**Problems**
**A.** Echo the court judgment excerpt between "The desk itself" and "Conflict on facts.", inclusive.
**B.** Name every kind of school class that the court judgment excerpt mentions.

**Document section**
---------------

The desk itself was on a raised platform.
The form of abuse alleged was that, while looking through the complainant's stamp book, the appellant allegedly felt his private parts by putting his hand up the leg of the appellant's short trousers when he was wearing these and by pulling his trousers down if he was wearing long trousers. He also said that the appellant exposed himself on these occasions though he also stated that he was unable to say how he managed to do this since he always wore a soutane. At the relevant time, the complainant was been between 10 and 12 years old and the appellant between 38 and 40 years.
Conflict on facts.
The appellant was interviewed on several occasions by the Gardaí and he consistently denied the allegations. He said he could not remember the complainant individually but from records was aware that he had taught him in sixth class in 1967/68. He had never taught 5th class. It seems that during most of his career he taught scholarship classes until these were abandoned with the introduction of free secondary education in 1967. Up to then, he said, he was teaching on Saturdays because the scholarship classes would have extra tuition. With the ending of the scholarship classes he said he began to play golf on Saturday mornings from 8.45am onwards. He did not recall at all bringing students to the desks during stamp class and doubted if he himself sat there. His denials of the allegations were repeated and couched in very strong terms. He appears to have cooperated fully with the Gardaí and identified his handwriting in the rolls for the relevant years. There were however no rolls for Saturday morning. The applicant denies that the stamp collecting classes ever took place on a Saturday morning.
After service of the Book of Evidence, which contained the description of the desk quoted above, the applicant said in an affidavit that to the best of his recollection the teachers' desks:-" were not enclosed but were low tables with drawers on one side and that they were placed on a raised platform at the front of the classroom They were not as described by the complainant".
He said however that he could not independently verify his recollection of the desks because the items themselves were not available for inspection having been replaced by more modern classroom furniture and that the authorities of his Order could not establish exactly when the replacement took place.

---------------

[Visual layout records]
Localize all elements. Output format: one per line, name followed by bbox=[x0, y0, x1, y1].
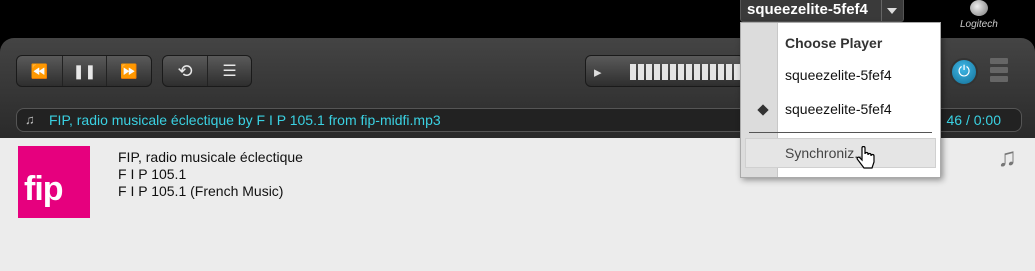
logitech-logo: Logitech bbox=[960, 0, 1000, 34]
logo-mark-icon bbox=[970, 0, 988, 16]
logo-text: Logitech bbox=[960, 19, 998, 30]
player-dropdown-menu: Choose Player squeezelite-5fef4 squeezel… bbox=[740, 22, 941, 178]
chevron-down-icon[interactable] bbox=[881, 0, 903, 21]
pause-icon: ❚❚ bbox=[72, 62, 97, 79]
pause-button[interactable]: ❚❚ bbox=[63, 56, 107, 86]
menu-item-player-1[interactable]: squeezelite-5fef4 bbox=[785, 67, 892, 83]
repeat-icon: ⟲ bbox=[177, 60, 193, 81]
rewind-icon: ⏪ bbox=[30, 62, 49, 79]
rewind-button[interactable]: ⏪ bbox=[17, 56, 63, 86]
playlist-icon: ☰ bbox=[222, 63, 237, 80]
time-display: 46 / 0:00 bbox=[946, 112, 1002, 128]
menu-divider bbox=[749, 132, 932, 133]
track-album: F I P 105.1 (French Music) bbox=[118, 183, 284, 199]
volume-control[interactable]: ▸ bbox=[585, 55, 745, 87]
power-icon: ⏻ bbox=[958, 63, 970, 80]
playlist-button[interactable]: ☰ bbox=[208, 56, 251, 86]
hand-cursor-icon bbox=[856, 146, 875, 169]
cover-logo-text: fip bbox=[24, 170, 64, 208]
screen-toggle-icon[interactable] bbox=[990, 58, 1008, 84]
track-meta: FIP, radio musicale éclectique F I P 105… bbox=[118, 149, 303, 200]
music-note-icon: ♫ bbox=[997, 142, 1018, 172]
volume-icon: ▸ bbox=[594, 64, 602, 81]
track-artist: F I P 105.1 bbox=[118, 166, 187, 182]
album-cover[interactable]: fip bbox=[18, 146, 90, 218]
synchronize-menu-item[interactable]: Synchroniz... bbox=[745, 138, 936, 168]
power-button[interactable]: ⏻ bbox=[950, 58, 978, 86]
music-note-icon: ♫ bbox=[25, 112, 35, 127]
repeat-button[interactable]: ⟲ bbox=[163, 56, 208, 86]
transport-controls: ⏪ ❚❚ ⏩ bbox=[16, 55, 152, 87]
forward-button[interactable]: ⏩ bbox=[107, 56, 151, 86]
player-name: squeezelite-5fef4 bbox=[747, 1, 868, 18]
forward-icon: ⏩ bbox=[120, 62, 138, 79]
track-title: FIP, radio musicale éclectique bbox=[118, 149, 303, 165]
synchronize-label: Synchroniz... bbox=[785, 145, 866, 161]
volume-slider[interactable] bbox=[630, 64, 740, 80]
mode-controls: ⟲ ☰ bbox=[162, 55, 252, 87]
menu-heading: Choose Player bbox=[785, 35, 883, 51]
player-selector[interactable]: squeezelite-5fef4 bbox=[740, 0, 904, 22]
menu-item-player-2[interactable]: squeezelite-5fef4 bbox=[785, 101, 892, 117]
now-playing-text: FIP, radio musicale éclectique by F I P … bbox=[49, 112, 441, 128]
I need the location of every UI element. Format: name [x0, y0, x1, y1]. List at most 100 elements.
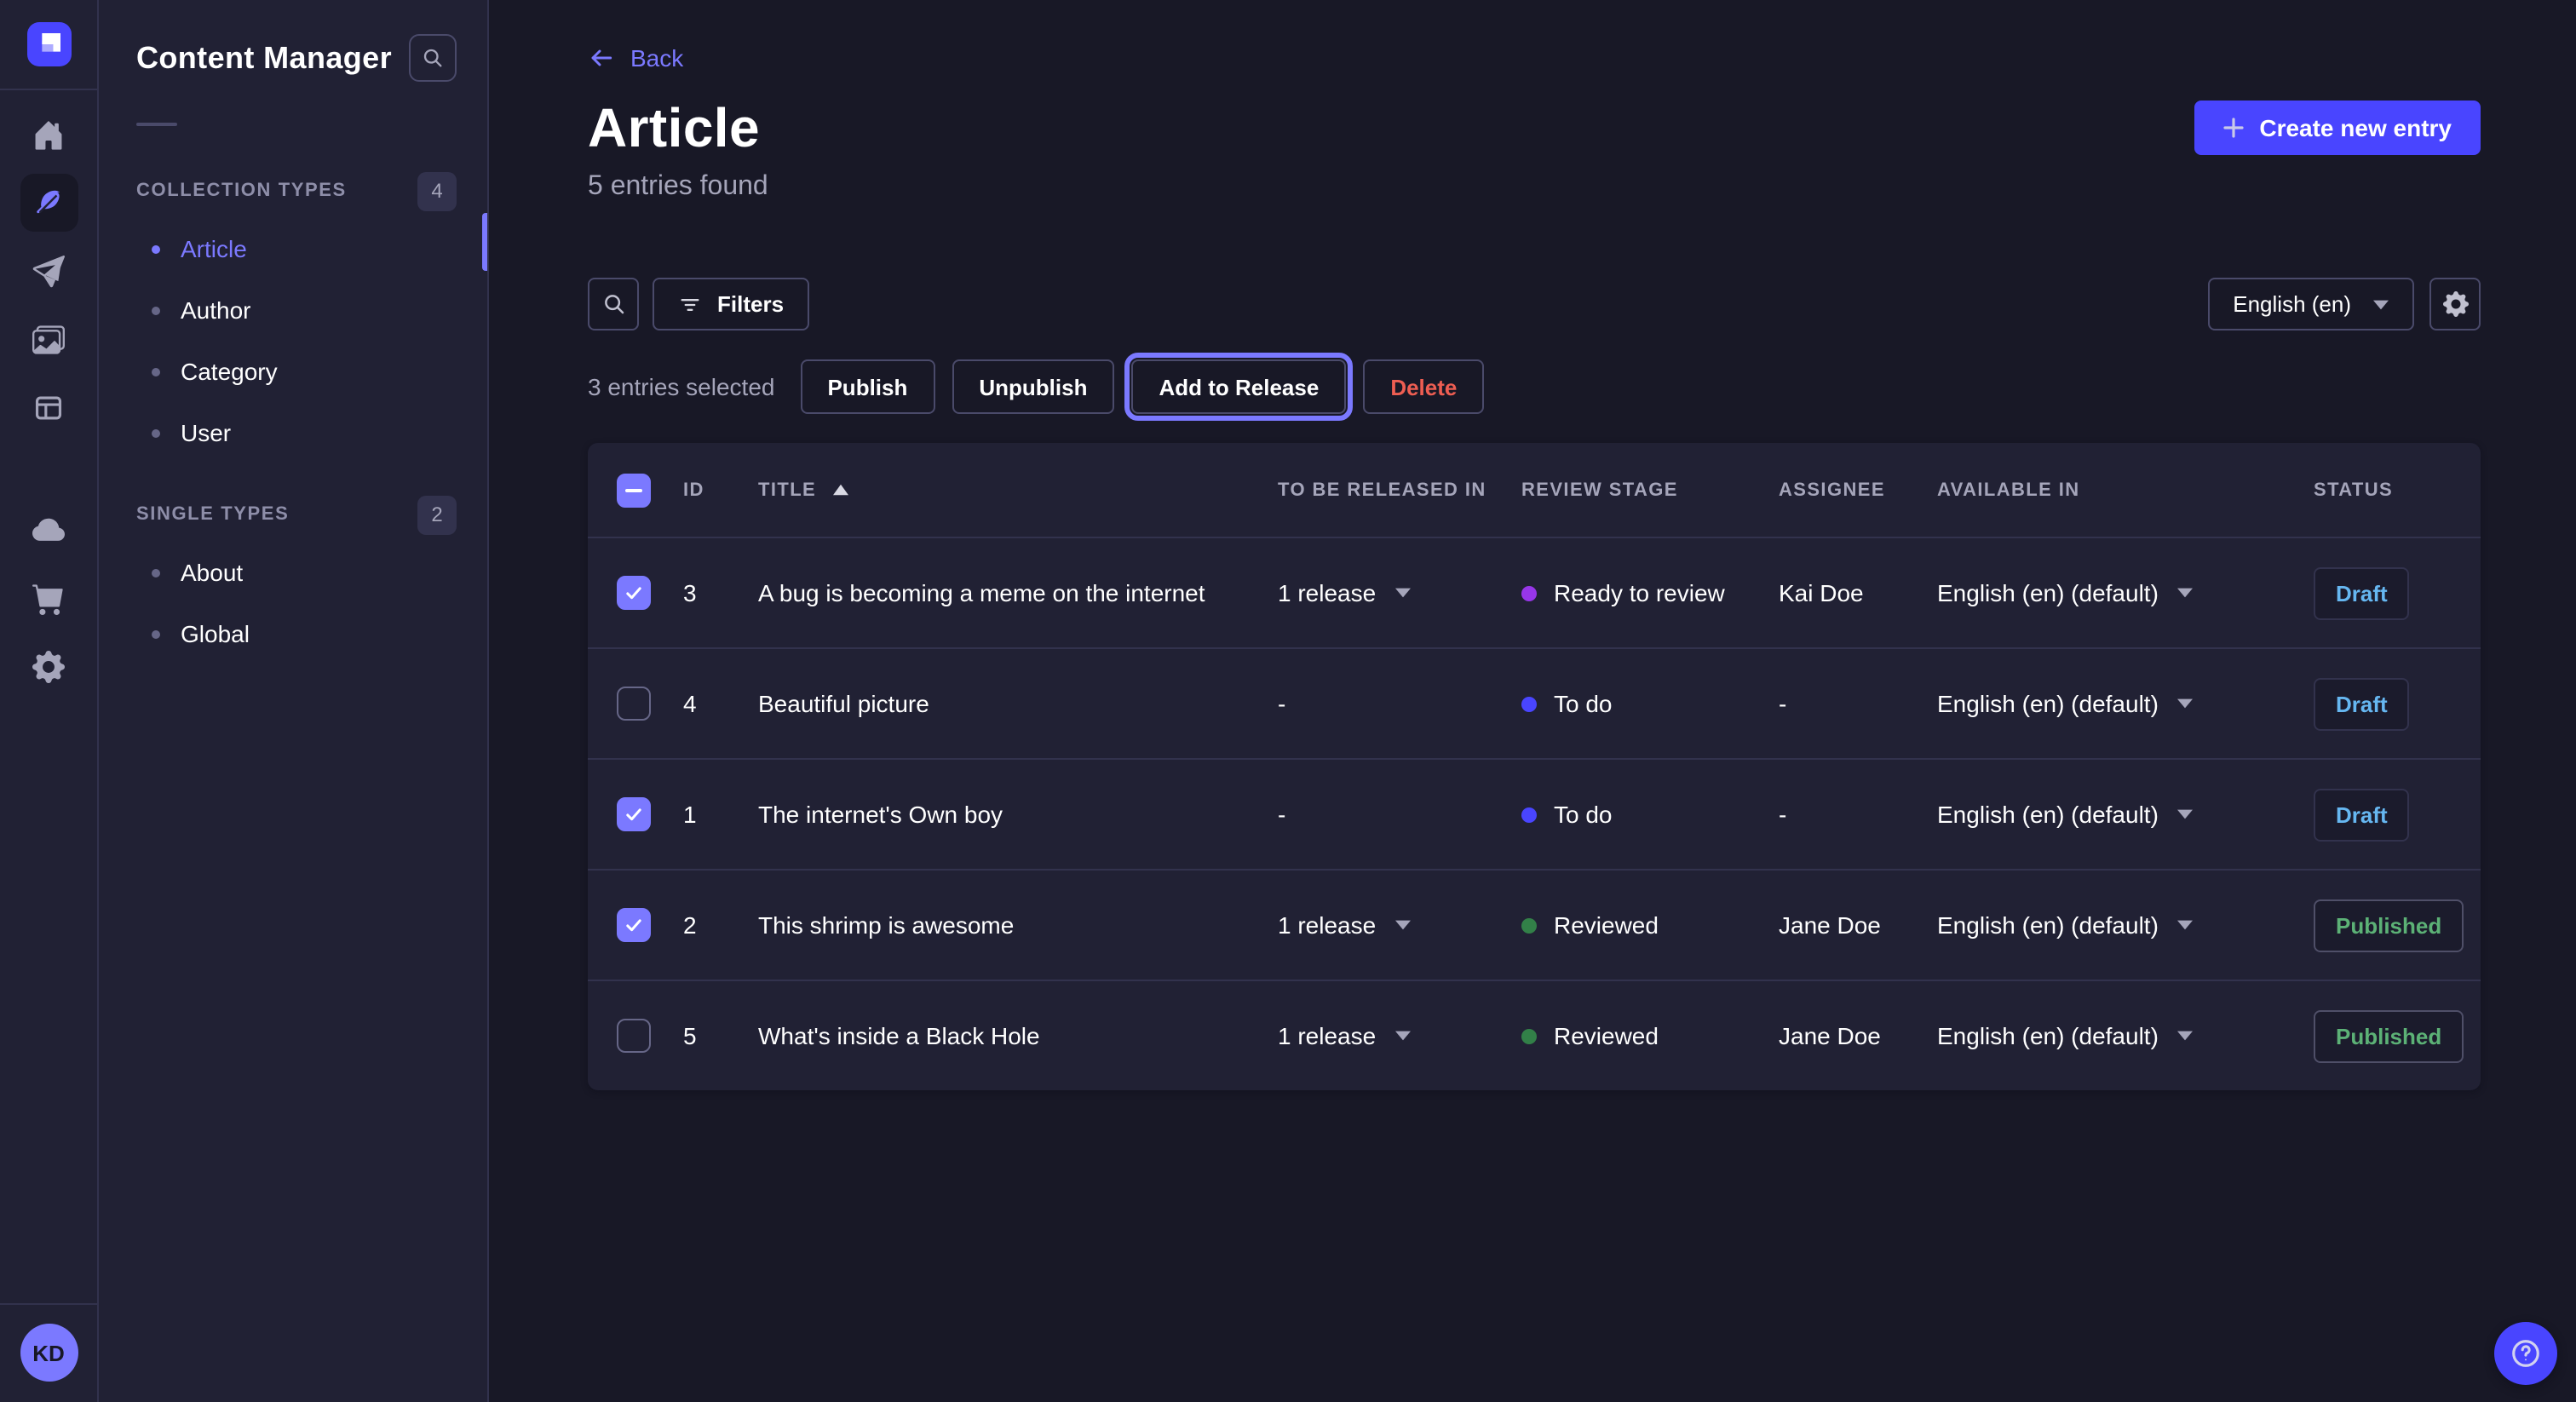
active-item-indicator [482, 213, 487, 271]
stage-label: Ready to review [1554, 579, 1725, 606]
sidebar-item-author[interactable]: Author [136, 279, 457, 341]
row-checkbox[interactable] [617, 687, 651, 721]
sidebar-item-label: Category [181, 358, 278, 385]
delete-button[interactable]: Delete [1363, 359, 1484, 414]
chevron-down-icon [2177, 809, 2193, 819]
locale-select[interactable]: English (en) [2207, 278, 2414, 330]
chevron-down-icon [2177, 1031, 2193, 1041]
unpublish-button[interactable]: Unpublish [952, 359, 1114, 414]
review-stage: To do [1521, 690, 1779, 717]
chevron-down-icon [1394, 1031, 1410, 1041]
single-types-label: SINGLE TYPES [136, 504, 289, 525]
single-types-count-badge: 2 [417, 495, 457, 534]
locale-label: English (en) (default) [1937, 911, 2159, 939]
strapi-logo[interactable] [26, 22, 71, 66]
release-value: - [1278, 801, 1285, 828]
publish-button[interactable]: Publish [800, 359, 934, 414]
stage-label: To do [1554, 690, 1613, 717]
row-assignee: Jane Doe [1779, 1022, 1937, 1049]
stage-dot-icon [1521, 696, 1537, 711]
available-in-dropdown[interactable]: English (en) (default) [1937, 1022, 2314, 1049]
release-dropdown[interactable]: 1 release [1278, 1022, 1521, 1049]
table-row[interactable]: 1 The internet's Own boy - To do - Engli… [588, 758, 2481, 869]
stage-label: To do [1554, 801, 1613, 828]
home-icon[interactable] [20, 106, 78, 164]
deploy-cloud-icon[interactable] [20, 501, 78, 559]
table-row[interactable]: 4 Beautiful picture - To do - English (e… [588, 647, 2481, 758]
main-content: Back Article 5 entries found Create new … [489, 0, 2576, 1402]
releases-send-icon[interactable] [20, 242, 78, 300]
locale-label: English (en) (default) [1937, 579, 2159, 606]
back-link[interactable]: Back [588, 44, 683, 72]
release-value: 1 release [1278, 911, 1376, 939]
media-library-images-icon[interactable] [20, 310, 78, 368]
table-row[interactable]: 2 This shrimp is awesome 1 release Revie… [588, 869, 2481, 980]
sidebar-divider [136, 123, 177, 126]
bullet-icon [152, 367, 160, 376]
release-value: - [1278, 690, 1285, 717]
create-button-label: Create new entry [2259, 114, 2452, 141]
page-title: Article [588, 101, 768, 155]
row-title: A bug is becoming a meme on the internet [758, 579, 1278, 606]
sidebar-title: Content Manager [136, 40, 392, 76]
row-assignee: Kai Doe [1779, 579, 1937, 606]
column-header-stage: REVIEW STAGE [1521, 480, 1779, 500]
sidebar-search-button[interactable] [409, 34, 457, 82]
view-settings-button[interactable] [2429, 278, 2481, 330]
release-dropdown[interactable]: - [1278, 690, 1521, 717]
sidebar-item-article[interactable]: Article [136, 218, 457, 279]
sidebar-item-label: About [181, 559, 243, 586]
row-checkbox[interactable] [617, 1019, 651, 1053]
available-in-dropdown[interactable]: English (en) (default) [1937, 911, 2314, 939]
release-dropdown[interactable]: 1 release [1278, 911, 1521, 939]
content-type-builder-icon[interactable] [20, 378, 78, 436]
column-header-title: TITLE [758, 480, 816, 500]
available-in-dropdown[interactable]: English (en) (default) [1937, 579, 2314, 606]
row-checkbox[interactable] [617, 576, 651, 610]
sidebar-item-category[interactable]: Category [136, 341, 457, 402]
available-in-dropdown[interactable]: English (en) (default) [1937, 690, 2314, 717]
review-stage: Reviewed [1521, 911, 1779, 939]
release-dropdown[interactable]: - [1278, 801, 1521, 828]
locale-label: English (en) (default) [1937, 1022, 2159, 1049]
status-badge: Draft [2314, 677, 2410, 730]
settings-gear-icon[interactable] [20, 637, 78, 695]
table-row[interactable]: 5 What's inside a Black Hole 1 release R… [588, 980, 2481, 1090]
column-header-id: ID [683, 480, 758, 500]
column-header-released: TO BE RELEASED IN [1278, 480, 1521, 500]
locale-value: English (en) [2233, 291, 2351, 317]
list-search-button[interactable] [588, 278, 639, 330]
chevron-down-icon [2177, 920, 2193, 930]
release-dropdown[interactable]: 1 release [1278, 579, 1521, 606]
row-checkbox[interactable] [617, 797, 651, 831]
sidebar-item-global[interactable]: Global [136, 603, 457, 664]
filter-icon [678, 292, 702, 316]
column-header-assignee: ASSIGNEE [1779, 480, 1937, 500]
available-in-dropdown[interactable]: English (en) (default) [1937, 801, 2314, 828]
table-row[interactable]: 3 A bug is becoming a meme on the intern… [588, 537, 2481, 647]
sidebar-item-about[interactable]: About [136, 542, 457, 603]
status-badge: Published [2314, 1009, 2464, 1062]
row-title: Beautiful picture [758, 690, 1278, 717]
status-badge: Draft [2314, 566, 2410, 619]
select-all-checkbox[interactable] [617, 473, 651, 507]
column-header-status: STATUS [2314, 480, 2481, 500]
indeterminate-dash-icon [625, 488, 642, 491]
add-to-release-button[interactable]: Add to Release [1131, 359, 1346, 414]
row-checkbox[interactable] [617, 908, 651, 942]
release-value: 1 release [1278, 1022, 1376, 1049]
sidebar-item-user[interactable]: User [136, 402, 457, 463]
app: KD Content Manager COLLECTION TYPES 4 Ar… [0, 0, 2576, 1402]
column-header-title-sort[interactable]: TITLE [758, 480, 1278, 500]
sort-asc-icon [833, 484, 848, 496]
content-manager-feather-icon[interactable] [20, 174, 78, 232]
bullet-icon [152, 244, 160, 253]
filters-button[interactable]: Filters [653, 278, 809, 330]
marketplace-cart-icon[interactable] [20, 569, 78, 627]
row-id: 2 [683, 911, 758, 939]
user-avatar[interactable]: KD [20, 1324, 78, 1382]
search-icon [421, 46, 445, 70]
help-button[interactable] [2494, 1322, 2557, 1385]
create-new-entry-button[interactable]: Create new entry [2194, 101, 2481, 155]
arrow-left-icon [588, 44, 615, 72]
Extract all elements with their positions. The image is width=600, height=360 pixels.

---------------

**Exercise answers**
**A.**
The desk itself was on a raised platform.
The form of abuse alleged was that, while looking through the complainant's stamp book, the appellant allegedly felt his private parts by putting his hand up the leg of the appellant's short trousers when he was wearing these and by pulling his trousers down if he was wearing long trousers. He also said that the appellant exposed himself on these occasions though he also stated that he was unable to say how he managed to do this since he always wore a soutane. At the relevant time, the complainant was been between 10 and 12 years old and the appellant between 38 and 40 years.
Conflict on facts.

**B.**
sixth class
5th class
scholarship classes
stamp class (stamp collecting classes)